▽
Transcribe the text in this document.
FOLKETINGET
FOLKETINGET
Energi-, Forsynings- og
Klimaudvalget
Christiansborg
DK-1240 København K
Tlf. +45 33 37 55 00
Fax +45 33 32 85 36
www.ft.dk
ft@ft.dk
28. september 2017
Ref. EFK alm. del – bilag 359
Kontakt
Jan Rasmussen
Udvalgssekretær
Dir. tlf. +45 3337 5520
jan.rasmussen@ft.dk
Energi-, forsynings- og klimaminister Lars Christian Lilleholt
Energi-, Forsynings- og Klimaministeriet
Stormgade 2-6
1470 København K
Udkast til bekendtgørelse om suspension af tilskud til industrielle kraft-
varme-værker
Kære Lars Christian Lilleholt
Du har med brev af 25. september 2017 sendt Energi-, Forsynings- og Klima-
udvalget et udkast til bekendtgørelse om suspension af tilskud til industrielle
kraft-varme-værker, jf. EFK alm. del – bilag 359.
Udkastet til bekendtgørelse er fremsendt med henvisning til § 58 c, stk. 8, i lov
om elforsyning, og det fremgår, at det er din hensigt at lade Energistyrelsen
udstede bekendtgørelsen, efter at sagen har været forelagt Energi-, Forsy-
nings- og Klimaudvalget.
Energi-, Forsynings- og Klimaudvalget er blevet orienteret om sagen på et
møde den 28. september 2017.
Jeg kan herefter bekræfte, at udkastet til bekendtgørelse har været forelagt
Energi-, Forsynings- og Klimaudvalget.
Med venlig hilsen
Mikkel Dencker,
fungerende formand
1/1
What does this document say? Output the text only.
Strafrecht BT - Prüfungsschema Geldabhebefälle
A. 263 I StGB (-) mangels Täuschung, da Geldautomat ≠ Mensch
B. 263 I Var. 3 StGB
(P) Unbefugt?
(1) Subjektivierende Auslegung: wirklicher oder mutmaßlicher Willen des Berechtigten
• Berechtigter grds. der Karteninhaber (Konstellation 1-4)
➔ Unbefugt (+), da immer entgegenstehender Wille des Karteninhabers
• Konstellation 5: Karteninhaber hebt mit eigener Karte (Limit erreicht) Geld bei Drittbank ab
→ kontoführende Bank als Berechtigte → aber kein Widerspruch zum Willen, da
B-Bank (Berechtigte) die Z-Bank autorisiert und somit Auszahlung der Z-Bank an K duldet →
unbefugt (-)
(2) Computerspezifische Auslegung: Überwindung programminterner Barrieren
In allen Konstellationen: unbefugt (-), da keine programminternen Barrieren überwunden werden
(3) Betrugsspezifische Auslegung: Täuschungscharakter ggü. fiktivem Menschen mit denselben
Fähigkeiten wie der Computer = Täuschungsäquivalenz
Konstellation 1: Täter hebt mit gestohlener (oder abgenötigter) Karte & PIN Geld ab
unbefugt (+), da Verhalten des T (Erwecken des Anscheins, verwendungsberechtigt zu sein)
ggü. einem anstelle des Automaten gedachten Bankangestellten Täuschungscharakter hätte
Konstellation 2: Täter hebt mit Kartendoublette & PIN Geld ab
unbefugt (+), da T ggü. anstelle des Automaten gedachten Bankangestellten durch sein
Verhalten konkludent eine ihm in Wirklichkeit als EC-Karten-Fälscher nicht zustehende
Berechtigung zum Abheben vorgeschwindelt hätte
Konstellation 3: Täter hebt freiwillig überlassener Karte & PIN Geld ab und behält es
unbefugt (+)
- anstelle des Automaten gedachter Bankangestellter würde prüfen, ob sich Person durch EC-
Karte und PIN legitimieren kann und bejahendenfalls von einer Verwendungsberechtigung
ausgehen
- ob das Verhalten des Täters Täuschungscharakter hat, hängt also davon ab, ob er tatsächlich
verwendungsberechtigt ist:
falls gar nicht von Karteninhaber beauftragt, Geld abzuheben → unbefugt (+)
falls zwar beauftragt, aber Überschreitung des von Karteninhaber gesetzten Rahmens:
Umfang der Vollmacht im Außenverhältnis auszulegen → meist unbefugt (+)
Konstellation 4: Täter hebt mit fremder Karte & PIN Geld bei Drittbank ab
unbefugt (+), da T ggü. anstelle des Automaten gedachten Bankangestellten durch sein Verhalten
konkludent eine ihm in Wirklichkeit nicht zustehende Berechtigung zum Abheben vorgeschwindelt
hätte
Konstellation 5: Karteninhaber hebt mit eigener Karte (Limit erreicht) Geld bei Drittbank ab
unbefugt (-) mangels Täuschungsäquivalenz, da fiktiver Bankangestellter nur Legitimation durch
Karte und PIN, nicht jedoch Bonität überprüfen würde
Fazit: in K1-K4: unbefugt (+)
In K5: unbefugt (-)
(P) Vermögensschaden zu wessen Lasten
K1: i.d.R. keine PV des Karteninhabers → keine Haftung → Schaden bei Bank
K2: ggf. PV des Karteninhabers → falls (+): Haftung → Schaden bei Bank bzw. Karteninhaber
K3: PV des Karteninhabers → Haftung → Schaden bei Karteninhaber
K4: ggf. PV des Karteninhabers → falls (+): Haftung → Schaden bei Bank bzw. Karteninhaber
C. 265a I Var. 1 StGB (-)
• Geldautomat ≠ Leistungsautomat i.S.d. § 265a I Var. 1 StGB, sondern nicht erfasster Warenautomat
△
[Task to complete]:
Repeat the data precisely, line by line.

[Finished exercise]:
Transcribe the text in this document.
FOLKETINGET
FOLKETINGET
Energi-, Forsynings- og
Klimaudvalget
Christiansborg
DK-1240 København K
Tlf. +45 33 37 55 00
Fax +45 33 32 85 36
www.ft.dk
ft@ft.dk
28. september 2017
Ref. EFK alm. del – bilag 359
Kontakt
Jan Rasmussen
Udvalgssekretær
Dir. tlf. +45 3337 5520
jan.rasmussen@ft.dk
Energi-, forsynings- og klimaminister Lars Christian Lilleholt
Energi-, Forsynings- og Klimaministeriet
Stormgade 2-6
1470 København K
Udkast til bekendtgørelse om suspension af tilskud til industrielle kraft-
varme-værker
Kære Lars Christian Lilleholt
Du har med brev af 25. september 2017 sendt Energi-, Forsynings- og Klima-
udvalget et udkast til bekendtgørelse om suspension af tilskud til industrielle
kraft-varme-værker, jf. EFK alm. del – bilag 359.
Udkastet til bekendtgørelse er fremsendt med henvisning til § 58 c, stk. 8, i lov
om elforsyning, og det fremgår, at det er din hensigt at lade Energistyrelsen
udstede bekendtgørelsen, efter at sagen har været forelagt Energi-, Forsy-
nings- og Klimaudvalget.
Energi-, Forsynings- og Klimaudvalget er blevet orienteret om sagen på et
møde den 28. september 2017.
Jeg kan herefter bekræfte, at udkastet til bekendtgørelse har været forelagt
Energi-, Forsynings- og Klimaudvalget.
Med venlig hilsen
Mikkel Dencker,
fungerende formand
1/1
What does this document say? Output the text only.
Strafrecht BT - Prüfungsschema Geldabhebefälle
A. 263 I StGB (-) mangels Täuschung, da Geldautomat ≠ Mensch
B. 263 I Var. 3 StGB
(P) Unbefugt?
(1) Subjektivierende Auslegung: wirklicher oder mutmaßlicher Willen des Berechtigten
• Berechtigter grds. der Karteninhaber (Konstellation 1-4)
➔ Unbefugt (+), da immer entgegenstehender Wille des Karteninhabers
• Konstellation 5: Karteninhaber hebt mit eigener Karte (Limit erreicht) Geld bei Drittbank ab
→ kontoführende Bank als Berechtigte → aber kein Widerspruch zum Willen, da
B-Bank (Berechtigte) die Z-Bank autorisiert und somit Auszahlung der Z-Bank an K duldet →
unbefugt (-)
(2) Computerspezifische Auslegung: Überwindung programminterner Barrieren
In allen Konstellationen: unbefugt (-), da keine programminternen Barrieren überwunden werden
(3) Betrugsspezifische Auslegung: Täuschungscharakter ggü. fiktivem Menschen mit denselben
Fähigkeiten wie der Computer = Täuschungsäquivalenz
Konstellation 1: Täter hebt mit gestohlener (oder abgenötigter) Karte & PIN Geld ab
unbefugt (+), da Verhalten des T (Erwecken des Anscheins, verwendungsberechtigt zu sein)
ggü. einem anstelle des Automaten gedachten Bankangestellten Täuschungscharakter hätte
Konstellation 2: Täter hebt mit Kartendoublette & PIN Geld ab
unbefugt (+), da T ggü. anstelle des Automaten gedachten Bankangestellten durch sein
Verhalten konkludent eine ihm in Wirklichkeit als EC-Karten-Fälscher nicht zustehende
Berechtigung zum Abheben vorgeschwindelt hätte
Konstellation 3: Täter hebt freiwillig überlassener Karte & PIN Geld ab und behält es
unbefugt (+)
- anstelle des Automaten gedachter Bankangestellter würde prüfen, ob sich Person durch EC-
Karte und PIN legitimieren kann und bejahendenfalls von einer Verwendungsberechtigung
ausgehen
- ob das Verhalten des Täters Täuschungscharakter hat, hängt also davon ab, ob er tatsächlich
verwendungsberechtigt ist:
falls gar nicht von Karteninhaber beauftragt, Geld abzuheben → unbefugt (+)
falls zwar beauftragt, aber Überschreitung des von Karteninhaber gesetzten Rahmens:
Umfang der Vollmacht im Außenverhältnis auszulegen → meist unbefugt (+)
Konstellation 4: Täter hebt mit fremder Karte & PIN Geld bei Drittbank ab
unbefugt (+), da T ggü. anstelle des Automaten gedachten Bankangestellten durch sein Verhalten
konkludent eine ihm in Wirklichkeit nicht zustehende Berechtigung zum Abheben vorgeschwindelt
hätte
Konstellation 5: Karteninhaber hebt mit eigener Karte (Limit erreicht) Geld bei Drittbank ab
unbefugt (-) mangels Täuschungsäquivalenz, da fiktiver Bankangestellter nur Legitimation durch
Karte und PIN, nicht jedoch Bonität überprüfen würde
Fazit: in K1-K4: unbefugt (+)
In K5: unbefugt (-)
(P) Vermögensschaden zu wessen Lasten
K1: i.d.R. keine PV des Karteninhabers → keine Haftung → Schaden bei Bank
K2: ggf. PV des Karteninhabers → falls (+): Haftung → Schaden bei Bank bzw. Karteninhaber
K3: PV des Karteninhabers → Haftung → Schaden bei Karteninhaber
K4: ggf. PV des Karteninhabers → falls (+): Haftung → Schaden bei Bank bzw. Karteninhaber
C. 265a I Var. 1 StGB (-)
• Geldautomat ≠ Leistungsautomat i.S.d. § 265a I Var. 1 StGB, sondern nicht erfasster Warenautomat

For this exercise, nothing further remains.